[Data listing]
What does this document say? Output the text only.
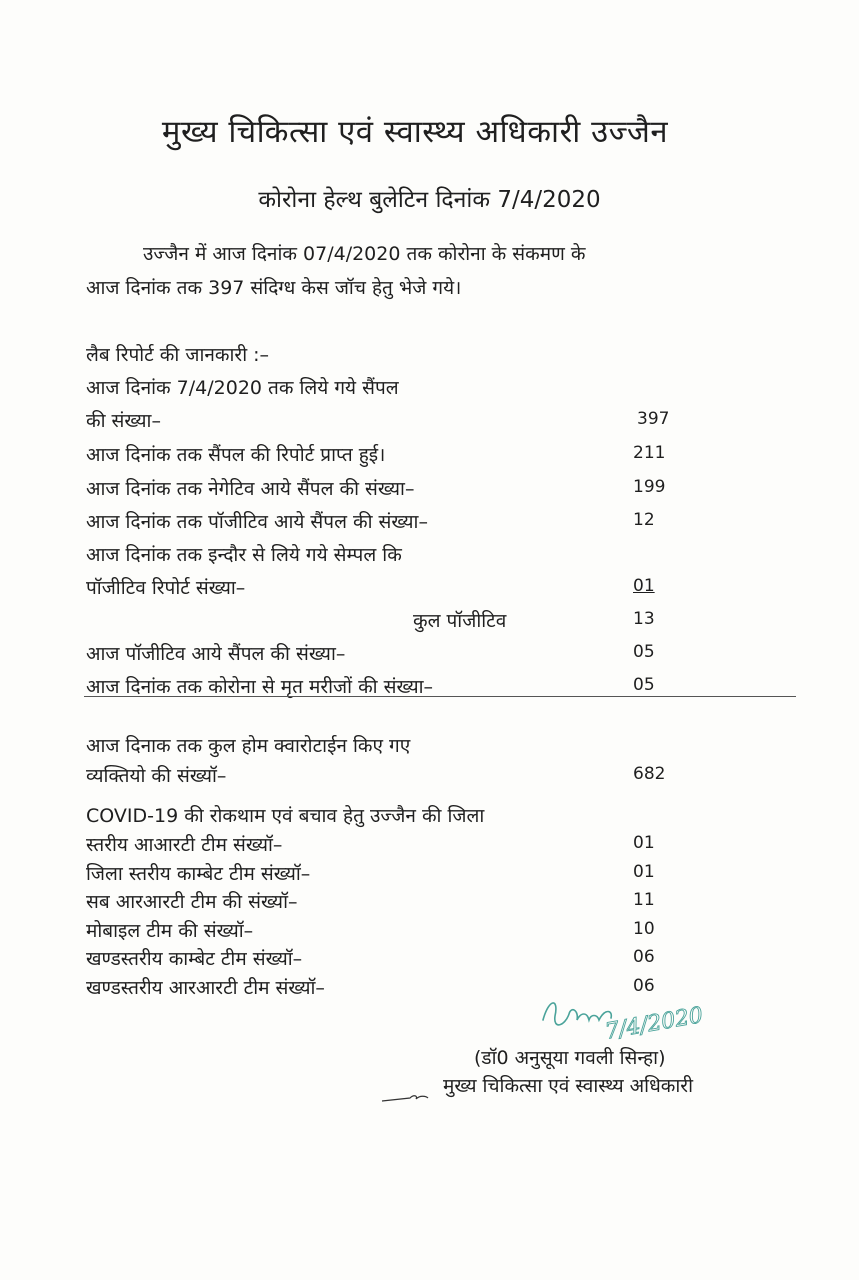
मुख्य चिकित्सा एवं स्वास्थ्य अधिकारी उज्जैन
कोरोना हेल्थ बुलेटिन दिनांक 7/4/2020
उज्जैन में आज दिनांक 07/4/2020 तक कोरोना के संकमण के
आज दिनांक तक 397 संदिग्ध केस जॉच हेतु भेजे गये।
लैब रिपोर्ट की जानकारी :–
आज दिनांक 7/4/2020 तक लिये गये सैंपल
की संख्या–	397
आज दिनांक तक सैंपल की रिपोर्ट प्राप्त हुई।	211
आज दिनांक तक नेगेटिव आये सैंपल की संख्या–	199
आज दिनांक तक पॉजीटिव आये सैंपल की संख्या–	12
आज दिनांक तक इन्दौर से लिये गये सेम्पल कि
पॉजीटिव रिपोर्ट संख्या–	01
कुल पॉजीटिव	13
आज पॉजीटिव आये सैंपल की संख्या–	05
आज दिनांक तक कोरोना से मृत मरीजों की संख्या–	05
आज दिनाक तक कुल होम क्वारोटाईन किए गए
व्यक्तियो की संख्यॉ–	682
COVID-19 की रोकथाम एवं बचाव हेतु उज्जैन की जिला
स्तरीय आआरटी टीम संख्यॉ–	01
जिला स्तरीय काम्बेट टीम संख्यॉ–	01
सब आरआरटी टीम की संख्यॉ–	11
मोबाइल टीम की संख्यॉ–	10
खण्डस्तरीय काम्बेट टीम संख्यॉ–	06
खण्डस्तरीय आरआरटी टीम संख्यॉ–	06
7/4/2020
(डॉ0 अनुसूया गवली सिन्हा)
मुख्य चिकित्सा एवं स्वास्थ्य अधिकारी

==

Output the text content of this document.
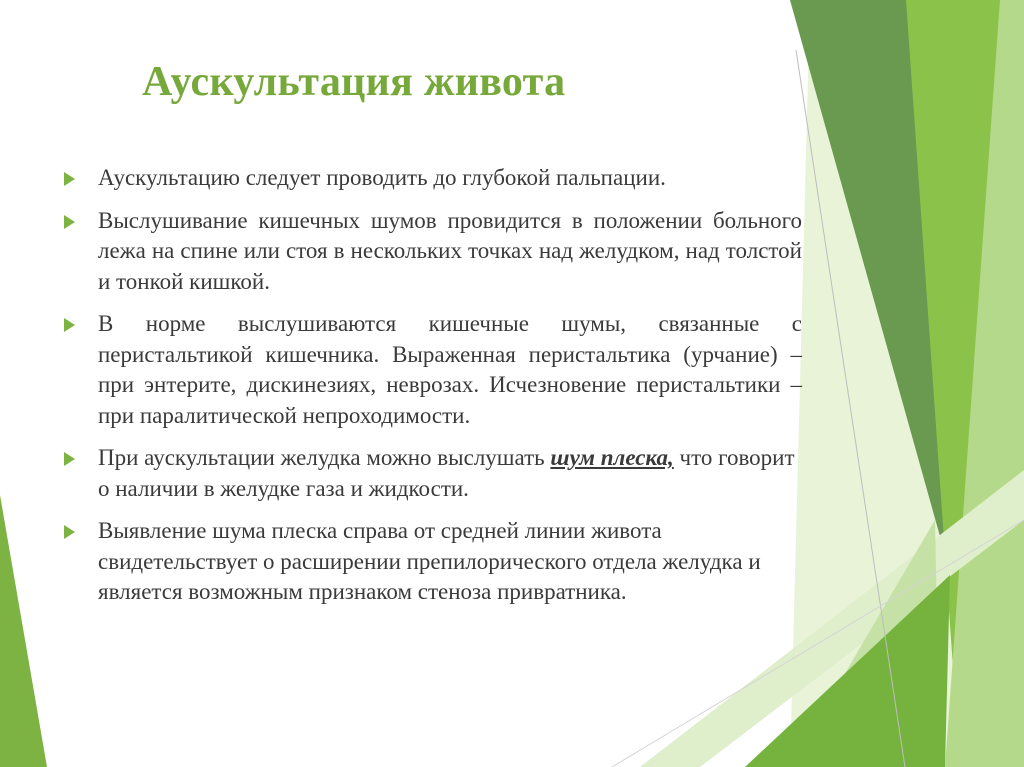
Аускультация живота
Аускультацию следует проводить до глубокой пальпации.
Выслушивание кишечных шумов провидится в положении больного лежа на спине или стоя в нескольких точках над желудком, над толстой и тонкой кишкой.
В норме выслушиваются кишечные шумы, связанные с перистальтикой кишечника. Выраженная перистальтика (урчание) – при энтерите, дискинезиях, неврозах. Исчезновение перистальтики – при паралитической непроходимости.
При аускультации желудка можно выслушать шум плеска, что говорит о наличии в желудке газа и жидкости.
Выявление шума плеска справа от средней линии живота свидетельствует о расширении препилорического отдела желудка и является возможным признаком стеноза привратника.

==

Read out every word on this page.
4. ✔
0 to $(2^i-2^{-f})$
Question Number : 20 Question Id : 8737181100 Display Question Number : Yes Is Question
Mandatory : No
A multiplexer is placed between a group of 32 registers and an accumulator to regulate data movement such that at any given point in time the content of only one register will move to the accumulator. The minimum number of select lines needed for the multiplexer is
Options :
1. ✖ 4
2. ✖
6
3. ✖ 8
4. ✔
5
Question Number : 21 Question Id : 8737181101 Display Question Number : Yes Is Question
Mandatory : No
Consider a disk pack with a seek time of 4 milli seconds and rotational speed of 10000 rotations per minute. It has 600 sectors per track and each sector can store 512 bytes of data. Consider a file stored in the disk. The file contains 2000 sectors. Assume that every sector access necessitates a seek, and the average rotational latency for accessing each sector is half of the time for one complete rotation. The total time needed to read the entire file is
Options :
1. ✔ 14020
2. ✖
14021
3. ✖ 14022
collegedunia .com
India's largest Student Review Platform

• [What you should do]
Collect the lines of the data that carry the word "needed".

• [Solution to this problem]
A multiplexer is placed between a group of 32 registers and an accumulator to regulate data movement such that at any given point in time the content of only one register will move to the accumulator. The minimum number of select lines needed for the multiplexer is
Consider a disk pack with a seek time of 4 milli seconds and rotational speed of 10000 rotations per minute. It has 600 sectors per track and each sector can store 512 bytes of data. Consider a file stored in the disk. The file contains 2000 sectors. Assume that every sector access necessitates a seek, and the average rotational latency for accessing each sector is half of the time for one complete rotation. The total time needed to read the entire file is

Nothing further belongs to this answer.